▶ **AVAILABLE RECORDS**

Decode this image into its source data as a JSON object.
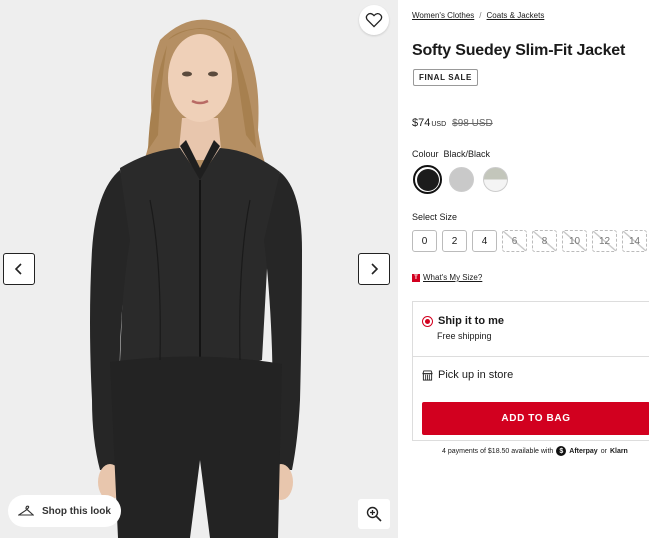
{
  "gallery": {
    "wishlist_icon": "heart-icon",
    "prev_icon": "chevron-left-icon",
    "next_icon": "chevron-right-icon",
    "shop_look_label": "Shop this look",
    "shop_look_icon": "hanger-icon",
    "zoom_icon": "zoom-in-icon"
  },
  "breadcrumb": [
    "Women's Clothes",
    "/",
    "Coats & Jackets"
  ],
  "product": {
    "title": "Softy Suedey Slim-Fit Jacket",
    "badge": "FINAL SALE",
    "price": "$74",
    "currency": "USD",
    "was_price": "$98 USD"
  },
  "colour": {
    "label": "Colour",
    "selected": "Black/Black",
    "swatches": [
      {
        "name": "Black/Black",
        "color": "#1c1c1c",
        "selected": true
      },
      {
        "name": "Grey",
        "color": "#c9c9c9",
        "selected": false
      },
      {
        "name": "Sage/White",
        "color": "#c3c6bb",
        "selected": false
      }
    ]
  },
  "size": {
    "label": "Select Size",
    "options": [
      {
        "label": "0",
        "available": true
      },
      {
        "label": "2",
        "available": true
      },
      {
        "label": "4",
        "available": true
      },
      {
        "label": "6",
        "available": false
      },
      {
        "label": "8",
        "available": false
      },
      {
        "label": "10",
        "available": false
      },
      {
        "label": "12",
        "available": false
      },
      {
        "label": "14",
        "available": false
      }
    ],
    "help_link": "What's My Size?",
    "help_badge": "T"
  },
  "delivery": {
    "ship_label": "Ship it to me",
    "ship_sub": "Free shipping",
    "pickup_label": "Pick up in store",
    "pickup_icon": "store-icon"
  },
  "cta": {
    "add_to_bag": "ADD TO BAG"
  },
  "payments": {
    "text": "4 payments of $18.50 available with",
    "afterpay": "Afterpay",
    "or": "or",
    "klarna": "Klarn"
  },
  "colors": {
    "accent": "#d2001f",
    "gallery_bg": "#eeeeee"
  }
}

▶ **EXERCISE**
Return every line holding the word "chevron" from the records.

▶ **OUTPUT FOR THIS TASK**
    "prev_icon": "chevron-left-icon",
    "next_icon": "chevron-right-icon",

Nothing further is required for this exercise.